SET EXERCISE:
Images embedded in the records are excluded; print everything else exactly as given.

Dataset entries on figures
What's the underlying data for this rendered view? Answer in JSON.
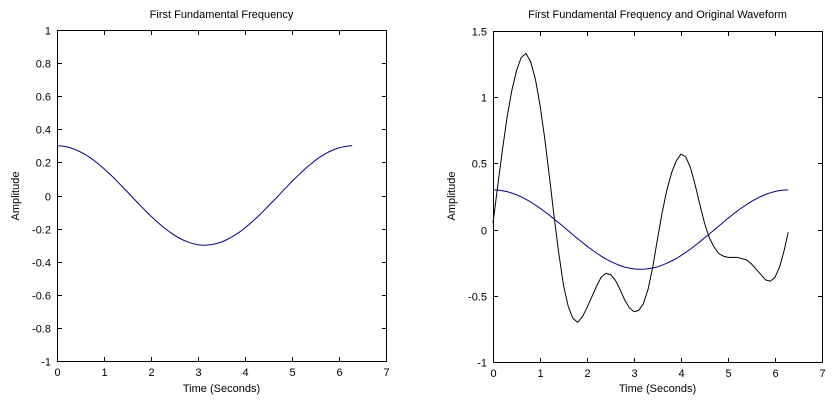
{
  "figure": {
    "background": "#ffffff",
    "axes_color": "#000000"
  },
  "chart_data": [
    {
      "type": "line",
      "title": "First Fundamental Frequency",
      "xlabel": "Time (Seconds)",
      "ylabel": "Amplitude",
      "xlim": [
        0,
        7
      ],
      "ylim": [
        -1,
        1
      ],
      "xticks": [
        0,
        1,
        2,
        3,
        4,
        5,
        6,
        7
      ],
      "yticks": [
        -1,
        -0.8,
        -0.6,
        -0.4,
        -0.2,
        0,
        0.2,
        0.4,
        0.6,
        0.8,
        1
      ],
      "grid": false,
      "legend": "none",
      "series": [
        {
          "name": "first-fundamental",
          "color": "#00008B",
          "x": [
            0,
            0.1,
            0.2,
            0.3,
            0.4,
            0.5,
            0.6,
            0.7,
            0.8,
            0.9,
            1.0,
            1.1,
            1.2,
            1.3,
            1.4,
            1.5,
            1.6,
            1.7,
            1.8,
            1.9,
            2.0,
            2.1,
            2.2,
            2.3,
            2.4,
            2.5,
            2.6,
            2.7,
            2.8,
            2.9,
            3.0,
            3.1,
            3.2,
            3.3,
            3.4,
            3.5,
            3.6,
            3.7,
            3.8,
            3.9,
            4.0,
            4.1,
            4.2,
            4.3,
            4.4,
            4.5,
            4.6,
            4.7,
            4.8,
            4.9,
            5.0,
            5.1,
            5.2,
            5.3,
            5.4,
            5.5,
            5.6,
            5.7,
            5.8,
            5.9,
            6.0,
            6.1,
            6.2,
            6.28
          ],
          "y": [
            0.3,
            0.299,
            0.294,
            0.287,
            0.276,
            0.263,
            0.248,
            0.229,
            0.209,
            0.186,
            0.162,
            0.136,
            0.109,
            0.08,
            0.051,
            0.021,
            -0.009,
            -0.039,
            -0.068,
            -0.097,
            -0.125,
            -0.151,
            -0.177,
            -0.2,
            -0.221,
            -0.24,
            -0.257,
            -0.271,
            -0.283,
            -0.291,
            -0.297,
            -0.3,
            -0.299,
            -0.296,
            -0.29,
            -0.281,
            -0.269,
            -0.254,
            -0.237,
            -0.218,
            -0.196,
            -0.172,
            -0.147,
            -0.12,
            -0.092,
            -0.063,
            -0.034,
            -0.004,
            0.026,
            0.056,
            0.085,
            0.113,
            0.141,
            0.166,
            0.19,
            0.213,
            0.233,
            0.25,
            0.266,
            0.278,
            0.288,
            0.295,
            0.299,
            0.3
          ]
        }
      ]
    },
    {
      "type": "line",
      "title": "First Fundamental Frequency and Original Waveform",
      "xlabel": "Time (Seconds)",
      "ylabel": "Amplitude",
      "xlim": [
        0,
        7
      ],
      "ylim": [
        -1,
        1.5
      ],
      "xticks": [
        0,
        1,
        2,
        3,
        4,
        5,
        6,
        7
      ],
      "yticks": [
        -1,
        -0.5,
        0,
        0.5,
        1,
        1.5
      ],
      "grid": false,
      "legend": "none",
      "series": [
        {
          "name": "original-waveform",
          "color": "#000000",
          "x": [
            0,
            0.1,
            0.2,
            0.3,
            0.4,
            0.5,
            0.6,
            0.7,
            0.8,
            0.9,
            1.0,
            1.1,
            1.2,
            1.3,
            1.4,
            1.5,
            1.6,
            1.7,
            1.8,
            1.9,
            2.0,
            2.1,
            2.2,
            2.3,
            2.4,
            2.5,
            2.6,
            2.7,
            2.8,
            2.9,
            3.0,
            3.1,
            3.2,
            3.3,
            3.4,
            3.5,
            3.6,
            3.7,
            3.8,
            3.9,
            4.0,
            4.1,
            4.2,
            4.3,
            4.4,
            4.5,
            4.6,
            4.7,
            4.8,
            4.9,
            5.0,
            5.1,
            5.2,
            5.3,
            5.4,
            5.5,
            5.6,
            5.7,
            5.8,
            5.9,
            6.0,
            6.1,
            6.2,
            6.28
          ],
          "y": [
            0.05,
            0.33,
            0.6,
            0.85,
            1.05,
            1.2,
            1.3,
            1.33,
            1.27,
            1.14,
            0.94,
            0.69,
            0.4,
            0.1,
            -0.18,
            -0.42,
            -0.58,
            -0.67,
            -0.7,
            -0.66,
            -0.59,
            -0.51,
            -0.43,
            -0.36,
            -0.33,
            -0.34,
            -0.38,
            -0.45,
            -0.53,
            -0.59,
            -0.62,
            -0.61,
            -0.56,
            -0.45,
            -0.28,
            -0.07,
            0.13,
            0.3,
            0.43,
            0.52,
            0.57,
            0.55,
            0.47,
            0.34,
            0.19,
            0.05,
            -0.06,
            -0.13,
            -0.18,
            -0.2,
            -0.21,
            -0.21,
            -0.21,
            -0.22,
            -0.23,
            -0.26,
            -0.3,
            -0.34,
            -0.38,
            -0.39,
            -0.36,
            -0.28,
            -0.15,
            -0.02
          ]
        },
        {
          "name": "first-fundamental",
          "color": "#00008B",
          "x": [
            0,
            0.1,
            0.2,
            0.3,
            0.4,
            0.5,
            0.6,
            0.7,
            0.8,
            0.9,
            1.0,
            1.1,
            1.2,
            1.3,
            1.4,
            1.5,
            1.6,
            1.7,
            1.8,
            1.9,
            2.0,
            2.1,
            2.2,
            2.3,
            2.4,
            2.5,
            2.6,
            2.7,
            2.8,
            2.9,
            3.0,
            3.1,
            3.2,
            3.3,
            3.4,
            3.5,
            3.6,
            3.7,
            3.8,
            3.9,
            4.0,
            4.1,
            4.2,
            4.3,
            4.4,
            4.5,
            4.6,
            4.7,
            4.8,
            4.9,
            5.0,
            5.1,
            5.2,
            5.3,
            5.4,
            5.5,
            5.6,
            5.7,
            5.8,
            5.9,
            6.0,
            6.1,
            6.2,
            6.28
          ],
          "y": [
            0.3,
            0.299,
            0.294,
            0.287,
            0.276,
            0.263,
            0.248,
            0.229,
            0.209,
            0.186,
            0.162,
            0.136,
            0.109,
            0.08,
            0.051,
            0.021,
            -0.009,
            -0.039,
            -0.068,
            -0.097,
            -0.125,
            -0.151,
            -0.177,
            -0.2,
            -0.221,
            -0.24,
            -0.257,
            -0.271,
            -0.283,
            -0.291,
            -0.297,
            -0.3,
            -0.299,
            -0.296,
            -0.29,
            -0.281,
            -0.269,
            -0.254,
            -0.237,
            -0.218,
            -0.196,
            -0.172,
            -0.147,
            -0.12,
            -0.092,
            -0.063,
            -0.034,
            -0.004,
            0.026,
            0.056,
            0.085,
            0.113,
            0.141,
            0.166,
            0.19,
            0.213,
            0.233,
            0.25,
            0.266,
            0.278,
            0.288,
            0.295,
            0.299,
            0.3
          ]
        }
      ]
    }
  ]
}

ANSWER TO THE EXERCISE:
What's the underlying data for this rendered view? Answer in JSON.
{
  "figure": {
    "background": "#ffffff",
    "axes_color": "#000000"
  },
  "chart_data": [
    {
      "type": "line",
      "title": "First Fundamental Frequency",
      "xlabel": "Time (Seconds)",
      "ylabel": "Amplitude",
      "xlim": [
        0,
        7
      ],
      "ylim": [
        -1,
        1
      ],
      "xticks": [
        0,
        1,
        2,
        3,
        4,
        5,
        6,
        7
      ],
      "yticks": [
        -1,
        -0.8,
        -0.6,
        -0.4,
        -0.2,
        0,
        0.2,
        0.4,
        0.6,
        0.8,
        1
      ],
      "grid": false,
      "legend": "none",
      "series": [
        {
          "name": "first-fundamental",
          "color": "#00008B",
          "x": [
            0,
            0.1,
            0.2,
            0.3,
            0.4,
            0.5,
            0.6,
            0.7,
            0.8,
            0.9,
            1.0,
            1.1,
            1.2,
            1.3,
            1.4,
            1.5,
            1.6,
            1.7,
            1.8,
            1.9,
            2.0,
            2.1,
            2.2,
            2.3,
            2.4,
            2.5,
            2.6,
            2.7,
            2.8,
            2.9,
            3.0,
            3.1,
            3.2,
            3.3,
            3.4,
            3.5,
            3.6,
            3.7,
            3.8,
            3.9,
            4.0,
            4.1,
            4.2,
            4.3,
            4.4,
            4.5,
            4.6,
            4.7,
            4.8,
            4.9,
            5.0,
            5.1,
            5.2,
            5.3,
            5.4,
            5.5,
            5.6,
            5.7,
            5.8,
            5.9,
            6.0,
            6.1,
            6.2,
            6.28
          ],
          "y": [
            0.3,
            0.299,
            0.294,
            0.287,
            0.276,
            0.263,
            0.248,
            0.229,
            0.209,
            0.186,
            0.162,
            0.136,
            0.109,
            0.08,
            0.051,
            0.021,
            -0.009,
            -0.039,
            -0.068,
            -0.097,
            -0.125,
            -0.151,
            -0.177,
            -0.2,
            -0.221,
            -0.24,
            -0.257,
            -0.271,
            -0.283,
            -0.291,
            -0.297,
            -0.3,
            -0.299,
            -0.296,
            -0.29,
            -0.281,
            -0.269,
            -0.254,
            -0.237,
            -0.218,
            -0.196,
            -0.172,
            -0.147,
            -0.12,
            -0.092,
            -0.063,
            -0.034,
            -0.004,
            0.026,
            0.056,
            0.085,
            0.113,
            0.141,
            0.166,
            0.19,
            0.213,
            0.233,
            0.25,
            0.266,
            0.278,
            0.288,
            0.295,
            0.299,
            0.3
          ]
        }
      ]
    },
    {
      "type": "line",
      "title": "First Fundamental Frequency and Original Waveform",
      "xlabel": "Time (Seconds)",
      "ylabel": "Amplitude",
      "xlim": [
        0,
        7
      ],
      "ylim": [
        -1,
        1.5
      ],
      "xticks": [
        0,
        1,
        2,
        3,
        4,
        5,
        6,
        7
      ],
      "yticks": [
        -1,
        -0.5,
        0,
        0.5,
        1,
        1.5
      ],
      "grid": false,
      "legend": "none",
      "series": [
        {
          "name": "original-waveform",
          "color": "#000000",
          "x": [
            0,
            0.1,
            0.2,
            0.3,
            0.4,
            0.5,
            0.6,
            0.7,
            0.8,
            0.9,
            1.0,
            1.1,
            1.2,
            1.3,
            1.4,
            1.5,
            1.6,
            1.7,
            1.8,
            1.9,
            2.0,
            2.1,
            2.2,
            2.3,
            2.4,
            2.5,
            2.6,
            2.7,
            2.8,
            2.9,
            3.0,
            3.1,
            3.2,
            3.3,
            3.4,
            3.5,
            3.6,
            3.7,
            3.8,
            3.9,
            4.0,
            4.1,
            4.2,
            4.3,
            4.4,
            4.5,
            4.6,
            4.7,
            4.8,
            4.9,
            5.0,
            5.1,
            5.2,
            5.3,
            5.4,
            5.5,
            5.6,
            5.7,
            5.8,
            5.9,
            6.0,
            6.1,
            6.2,
            6.28
          ],
          "y": [
            0.05,
            0.33,
            0.6,
            0.85,
            1.05,
            1.2,
            1.3,
            1.33,
            1.27,
            1.14,
            0.94,
            0.69,
            0.4,
            0.1,
            -0.18,
            -0.42,
            -0.58,
            -0.67,
            -0.7,
            -0.66,
            -0.59,
            -0.51,
            -0.43,
            -0.36,
            -0.33,
            -0.34,
            -0.38,
            -0.45,
            -0.53,
            -0.59,
            -0.62,
            -0.61,
            -0.56,
            -0.45,
            -0.28,
            -0.07,
            0.13,
            0.3,
            0.43,
            0.52,
            0.57,
            0.55,
            0.47,
            0.34,
            0.19,
            0.05,
            -0.06,
            -0.13,
            -0.18,
            -0.2,
            -0.21,
            -0.21,
            -0.21,
            -0.22,
            -0.23,
            -0.26,
            -0.3,
            -0.34,
            -0.38,
            -0.39,
            -0.36,
            -0.28,
            -0.15,
            -0.02
          ]
        },
        {
          "name": "first-fundamental",
          "color": "#00008B",
          "x": [
            0,
            0.1,
            0.2,
            0.3,
            0.4,
            0.5,
            0.6,
            0.7,
            0.8,
            0.9,
            1.0,
            1.1,
            1.2,
            1.3,
            1.4,
            1.5,
            1.6,
            1.7,
            1.8,
            1.9,
            2.0,
            2.1,
            2.2,
            2.3,
            2.4,
            2.5,
            2.6,
            2.7,
            2.8,
            2.9,
            3.0,
            3.1,
            3.2,
            3.3,
            3.4,
            3.5,
            3.6,
            3.7,
            3.8,
            3.9,
            4.0,
            4.1,
            4.2,
            4.3,
            4.4,
            4.5,
            4.6,
            4.7,
            4.8,
            4.9,
            5.0,
            5.1,
            5.2,
            5.3,
            5.4,
            5.5,
            5.6,
            5.7,
            5.8,
            5.9,
            6.0,
            6.1,
            6.2,
            6.28
          ],
          "y": [
            0.3,
            0.299,
            0.294,
            0.287,
            0.276,
            0.263,
            0.248,
            0.229,
            0.209,
            0.186,
            0.162,
            0.136,
            0.109,
            0.08,
            0.051,
            0.021,
            -0.009,
            -0.039,
            -0.068,
            -0.097,
            -0.125,
            -0.151,
            -0.177,
            -0.2,
            -0.221,
            -0.24,
            -0.257,
            -0.271,
            -0.283,
            -0.291,
            -0.297,
            -0.3,
            -0.299,
            -0.296,
            -0.29,
            -0.281,
            -0.269,
            -0.254,
            -0.237,
            -0.218,
            -0.196,
            -0.172,
            -0.147,
            -0.12,
            -0.092,
            -0.063,
            -0.034,
            -0.004,
            0.026,
            0.056,
            0.085,
            0.113,
            0.141,
            0.166,
            0.19,
            0.213,
            0.233,
            0.25,
            0.266,
            0.278,
            0.288,
            0.295,
            0.299,
            0.3
          ]
        }
      ]
    }
  ]
}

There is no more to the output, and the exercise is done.